## What the task requires
Write out all the material exactly. Leave nothing out.

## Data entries
* start *

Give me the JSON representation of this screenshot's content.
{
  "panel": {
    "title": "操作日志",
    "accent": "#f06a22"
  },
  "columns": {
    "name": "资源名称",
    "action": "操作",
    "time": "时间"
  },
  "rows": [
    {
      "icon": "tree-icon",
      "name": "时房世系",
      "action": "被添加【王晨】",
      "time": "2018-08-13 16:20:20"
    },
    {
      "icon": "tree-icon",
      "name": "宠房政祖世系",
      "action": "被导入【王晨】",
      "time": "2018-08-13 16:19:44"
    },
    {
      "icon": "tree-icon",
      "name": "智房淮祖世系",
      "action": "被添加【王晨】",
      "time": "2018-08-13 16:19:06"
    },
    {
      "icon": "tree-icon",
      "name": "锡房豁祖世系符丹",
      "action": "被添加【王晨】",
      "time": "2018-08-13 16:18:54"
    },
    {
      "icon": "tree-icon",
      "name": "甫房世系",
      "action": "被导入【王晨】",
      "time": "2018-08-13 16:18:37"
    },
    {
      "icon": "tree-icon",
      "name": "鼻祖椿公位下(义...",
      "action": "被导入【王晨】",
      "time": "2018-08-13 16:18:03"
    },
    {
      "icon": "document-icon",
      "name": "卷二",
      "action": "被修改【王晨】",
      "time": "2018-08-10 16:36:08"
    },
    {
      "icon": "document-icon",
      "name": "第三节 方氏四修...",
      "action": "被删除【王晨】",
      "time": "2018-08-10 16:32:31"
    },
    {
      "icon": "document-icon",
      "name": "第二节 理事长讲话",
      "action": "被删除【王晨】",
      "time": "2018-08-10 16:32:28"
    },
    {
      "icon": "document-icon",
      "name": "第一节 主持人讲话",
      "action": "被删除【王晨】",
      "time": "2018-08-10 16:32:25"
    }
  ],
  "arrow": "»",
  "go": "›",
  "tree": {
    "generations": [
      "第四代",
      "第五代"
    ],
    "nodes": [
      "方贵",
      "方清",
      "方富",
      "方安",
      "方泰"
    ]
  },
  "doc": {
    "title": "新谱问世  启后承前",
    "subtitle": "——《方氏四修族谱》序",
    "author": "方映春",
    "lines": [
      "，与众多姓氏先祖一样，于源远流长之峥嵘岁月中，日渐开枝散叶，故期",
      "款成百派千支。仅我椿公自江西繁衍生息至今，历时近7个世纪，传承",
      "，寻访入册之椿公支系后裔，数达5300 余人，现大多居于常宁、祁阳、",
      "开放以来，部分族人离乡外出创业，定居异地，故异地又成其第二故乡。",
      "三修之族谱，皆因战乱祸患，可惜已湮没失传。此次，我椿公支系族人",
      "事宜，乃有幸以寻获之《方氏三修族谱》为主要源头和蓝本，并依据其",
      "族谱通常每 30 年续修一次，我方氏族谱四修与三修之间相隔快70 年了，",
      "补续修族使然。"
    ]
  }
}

* end *

## Written response
Give me the JSON representation of this screenshot's content.
{
  "panel": {
    "title": "操作日志",
    "accent": "#f06a22"
  },
  "columns": {
    "name": "资源名称",
    "action": "操作",
    "time": "时间"
  },
  "rows": [
    {
      "icon": "tree-icon",
      "name": "时房世系",
      "action": "被添加【王晨】",
      "time": "2018-08-13 16:20:20"
    },
    {
      "icon": "tree-icon",
      "name": "宠房政祖世系",
      "action": "被导入【王晨】",
      "time": "2018-08-13 16:19:44"
    },
    {
      "icon": "tree-icon",
      "name": "智房淮祖世系",
      "action": "被添加【王晨】",
      "time": "2018-08-13 16:19:06"
    },
    {
      "icon": "tree-icon",
      "name": "锡房豁祖世系符丹",
      "action": "被添加【王晨】",
      "time": "2018-08-13 16:18:54"
    },
    {
      "icon": "tree-icon",
      "name": "甫房世系",
      "action": "被导入【王晨】",
      "time": "2018-08-13 16:18:37"
    },
    {
      "icon": "tree-icon",
      "name": "鼻祖椿公位下(义...",
      "action": "被导入【王晨】",
      "time": "2018-08-13 16:18:03"
    },
    {
      "icon": "document-icon",
      "name": "卷二",
      "action": "被修改【王晨】",
      "time": "2018-08-10 16:36:08"
    },
    {
      "icon": "document-icon",
      "name": "第三节 方氏四修...",
      "action": "被删除【王晨】",
      "time": "2018-08-10 16:32:31"
    },
    {
      "icon": "document-icon",
      "name": "第二节 理事长讲话",
      "action": "被删除【王晨】",
      "time": "2018-08-10 16:32:28"
    },
    {
      "icon": "document-icon",
      "name": "第一节 主持人讲话",
      "action": "被删除【王晨】",
      "time": "2018-08-10 16:32:25"
    }
  ],
  "arrow": "»",
  "go": "›",
  "tree": {
    "generations": [
      "第四代",
      "第五代"
    ],
    "nodes": [
      "方贵",
      "方清",
      "方富",
      "方安",
      "方泰"
    ]
  },
  "doc": {
    "title": "新谱问世  启后承前",
    "subtitle": "——《方氏四修族谱》序",
    "author": "方映春",
    "lines": [
      "，与众多姓氏先祖一样，于源远流长之峥嵘岁月中，日渐开枝散叶，故期",
      "款成百派千支。仅我椿公自江西繁衍生息至今，历时近7个世纪，传承",
      "，寻访入册之椿公支系后裔，数达5300 余人，现大多居于常宁、祁阳、",
      "开放以来，部分族人离乡外出创业，定居异地，故异地又成其第二故乡。",
      "三修之族谱，皆因战乱祸患，可惜已湮没失传。此次，我椿公支系族人",
      "事宜，乃有幸以寻获之《方氏三修族谱》为主要源头和蓝本，并依据其",
      "族谱通常每 30 年续修一次，我方氏族谱四修与三修之间相隔快70 年了，",
      "补续修族使然。"
    ]
  }
}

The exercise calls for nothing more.